#### [HOW TO COMPLETE THIS TASK]
Lines in the listing below that hold "user" are the ones to copy.

#### [DATA TO USE]
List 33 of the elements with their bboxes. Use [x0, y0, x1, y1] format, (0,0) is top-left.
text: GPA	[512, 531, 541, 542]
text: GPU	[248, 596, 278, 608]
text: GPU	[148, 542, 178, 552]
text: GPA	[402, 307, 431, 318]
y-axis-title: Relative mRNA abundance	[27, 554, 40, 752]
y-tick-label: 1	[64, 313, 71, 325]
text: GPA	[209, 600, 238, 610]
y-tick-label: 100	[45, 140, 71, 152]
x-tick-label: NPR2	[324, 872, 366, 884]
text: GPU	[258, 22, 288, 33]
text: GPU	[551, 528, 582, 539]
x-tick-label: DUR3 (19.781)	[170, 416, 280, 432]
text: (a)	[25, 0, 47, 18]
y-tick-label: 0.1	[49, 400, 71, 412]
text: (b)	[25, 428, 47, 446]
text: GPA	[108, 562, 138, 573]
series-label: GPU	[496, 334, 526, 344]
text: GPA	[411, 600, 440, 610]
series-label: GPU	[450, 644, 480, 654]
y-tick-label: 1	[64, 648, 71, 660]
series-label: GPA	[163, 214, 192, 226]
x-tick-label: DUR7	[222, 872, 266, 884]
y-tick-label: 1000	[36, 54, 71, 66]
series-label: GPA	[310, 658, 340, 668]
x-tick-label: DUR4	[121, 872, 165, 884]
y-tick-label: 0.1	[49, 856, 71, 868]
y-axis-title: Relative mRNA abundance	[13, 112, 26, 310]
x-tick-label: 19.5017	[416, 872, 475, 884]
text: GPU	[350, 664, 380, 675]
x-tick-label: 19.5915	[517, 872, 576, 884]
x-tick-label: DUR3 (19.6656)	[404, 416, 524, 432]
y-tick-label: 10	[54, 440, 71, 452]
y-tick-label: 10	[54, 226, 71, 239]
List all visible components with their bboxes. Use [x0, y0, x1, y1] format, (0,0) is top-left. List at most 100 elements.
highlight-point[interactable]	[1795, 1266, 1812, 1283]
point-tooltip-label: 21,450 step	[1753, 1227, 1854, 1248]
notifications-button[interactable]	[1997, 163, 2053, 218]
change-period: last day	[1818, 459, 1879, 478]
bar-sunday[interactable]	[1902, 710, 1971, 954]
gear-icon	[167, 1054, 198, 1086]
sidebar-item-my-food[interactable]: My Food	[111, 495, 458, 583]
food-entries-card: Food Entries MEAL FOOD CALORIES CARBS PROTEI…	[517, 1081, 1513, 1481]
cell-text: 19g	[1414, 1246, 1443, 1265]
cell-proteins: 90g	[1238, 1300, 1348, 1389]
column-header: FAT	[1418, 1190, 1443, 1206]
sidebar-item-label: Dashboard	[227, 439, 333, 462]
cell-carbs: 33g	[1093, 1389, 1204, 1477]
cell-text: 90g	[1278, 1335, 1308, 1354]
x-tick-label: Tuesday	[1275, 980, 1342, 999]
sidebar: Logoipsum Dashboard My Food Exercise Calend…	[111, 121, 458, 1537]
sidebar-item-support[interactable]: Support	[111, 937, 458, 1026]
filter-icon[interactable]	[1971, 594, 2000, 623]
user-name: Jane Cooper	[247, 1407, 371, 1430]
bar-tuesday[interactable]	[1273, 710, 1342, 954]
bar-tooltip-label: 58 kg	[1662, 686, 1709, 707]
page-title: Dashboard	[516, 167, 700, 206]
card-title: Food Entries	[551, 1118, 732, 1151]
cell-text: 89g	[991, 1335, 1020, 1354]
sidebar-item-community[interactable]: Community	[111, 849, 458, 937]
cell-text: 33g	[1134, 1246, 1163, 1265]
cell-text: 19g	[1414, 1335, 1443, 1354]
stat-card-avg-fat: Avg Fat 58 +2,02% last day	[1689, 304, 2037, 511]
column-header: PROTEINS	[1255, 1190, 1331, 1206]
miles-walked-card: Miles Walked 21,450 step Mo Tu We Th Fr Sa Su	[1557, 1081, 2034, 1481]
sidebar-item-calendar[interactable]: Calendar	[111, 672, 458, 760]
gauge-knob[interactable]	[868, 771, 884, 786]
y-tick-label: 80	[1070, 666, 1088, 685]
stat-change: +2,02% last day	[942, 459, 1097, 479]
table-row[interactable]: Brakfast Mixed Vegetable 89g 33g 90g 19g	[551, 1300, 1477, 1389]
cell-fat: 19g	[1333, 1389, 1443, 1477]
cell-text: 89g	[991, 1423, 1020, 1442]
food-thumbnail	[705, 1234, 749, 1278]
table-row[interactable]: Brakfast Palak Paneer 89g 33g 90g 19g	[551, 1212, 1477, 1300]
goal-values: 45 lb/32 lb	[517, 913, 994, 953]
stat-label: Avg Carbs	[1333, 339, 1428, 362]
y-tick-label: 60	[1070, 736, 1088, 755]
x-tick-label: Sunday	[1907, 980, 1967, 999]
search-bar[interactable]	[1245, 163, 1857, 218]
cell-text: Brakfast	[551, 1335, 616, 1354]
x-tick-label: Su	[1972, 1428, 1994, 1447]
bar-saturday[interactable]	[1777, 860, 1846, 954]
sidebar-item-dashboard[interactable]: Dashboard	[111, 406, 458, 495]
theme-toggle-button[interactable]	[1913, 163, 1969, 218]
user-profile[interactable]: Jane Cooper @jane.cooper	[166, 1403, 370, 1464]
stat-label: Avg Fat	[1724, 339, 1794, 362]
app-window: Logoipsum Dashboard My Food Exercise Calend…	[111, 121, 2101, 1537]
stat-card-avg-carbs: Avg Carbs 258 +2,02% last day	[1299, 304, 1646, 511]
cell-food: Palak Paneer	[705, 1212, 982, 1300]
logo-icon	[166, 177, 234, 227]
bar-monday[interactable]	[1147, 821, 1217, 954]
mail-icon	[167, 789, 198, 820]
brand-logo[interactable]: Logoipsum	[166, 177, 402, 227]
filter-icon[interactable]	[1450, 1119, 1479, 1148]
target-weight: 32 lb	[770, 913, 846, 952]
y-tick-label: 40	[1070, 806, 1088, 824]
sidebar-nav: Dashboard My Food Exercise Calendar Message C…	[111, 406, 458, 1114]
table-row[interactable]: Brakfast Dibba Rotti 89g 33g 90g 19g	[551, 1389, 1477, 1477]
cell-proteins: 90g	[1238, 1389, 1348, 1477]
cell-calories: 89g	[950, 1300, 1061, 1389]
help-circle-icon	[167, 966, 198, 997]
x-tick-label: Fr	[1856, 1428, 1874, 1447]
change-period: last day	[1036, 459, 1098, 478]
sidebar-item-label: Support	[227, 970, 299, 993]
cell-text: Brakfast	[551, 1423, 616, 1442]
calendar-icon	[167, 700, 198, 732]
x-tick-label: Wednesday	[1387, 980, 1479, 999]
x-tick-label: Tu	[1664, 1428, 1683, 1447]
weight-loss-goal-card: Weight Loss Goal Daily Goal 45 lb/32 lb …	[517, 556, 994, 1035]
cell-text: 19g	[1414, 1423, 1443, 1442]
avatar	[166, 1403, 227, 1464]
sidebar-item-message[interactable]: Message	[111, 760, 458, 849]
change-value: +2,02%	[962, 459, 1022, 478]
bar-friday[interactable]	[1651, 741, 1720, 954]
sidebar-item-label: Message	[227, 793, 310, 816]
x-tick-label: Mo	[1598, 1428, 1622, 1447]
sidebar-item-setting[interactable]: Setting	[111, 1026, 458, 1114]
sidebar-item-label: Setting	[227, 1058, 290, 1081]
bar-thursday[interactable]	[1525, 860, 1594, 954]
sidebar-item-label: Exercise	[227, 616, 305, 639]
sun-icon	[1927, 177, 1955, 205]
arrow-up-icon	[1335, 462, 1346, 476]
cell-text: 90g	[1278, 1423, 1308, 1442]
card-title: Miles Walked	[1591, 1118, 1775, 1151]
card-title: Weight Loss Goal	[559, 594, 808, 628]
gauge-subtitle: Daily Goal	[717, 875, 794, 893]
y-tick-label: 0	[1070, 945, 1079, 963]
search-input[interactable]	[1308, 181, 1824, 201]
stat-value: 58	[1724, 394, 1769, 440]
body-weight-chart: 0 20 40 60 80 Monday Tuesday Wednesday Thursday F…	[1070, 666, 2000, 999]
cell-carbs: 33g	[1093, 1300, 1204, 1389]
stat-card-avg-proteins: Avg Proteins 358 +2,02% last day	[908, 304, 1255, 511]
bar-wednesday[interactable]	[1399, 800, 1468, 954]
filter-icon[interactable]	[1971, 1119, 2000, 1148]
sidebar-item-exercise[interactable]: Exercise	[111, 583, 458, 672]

#### [TASK OUTPUT]
user-name: Jane Cooper	[247, 1407, 371, 1430]
user-profile[interactable]: Jane Cooper @jane.cooper	[166, 1403, 370, 1464]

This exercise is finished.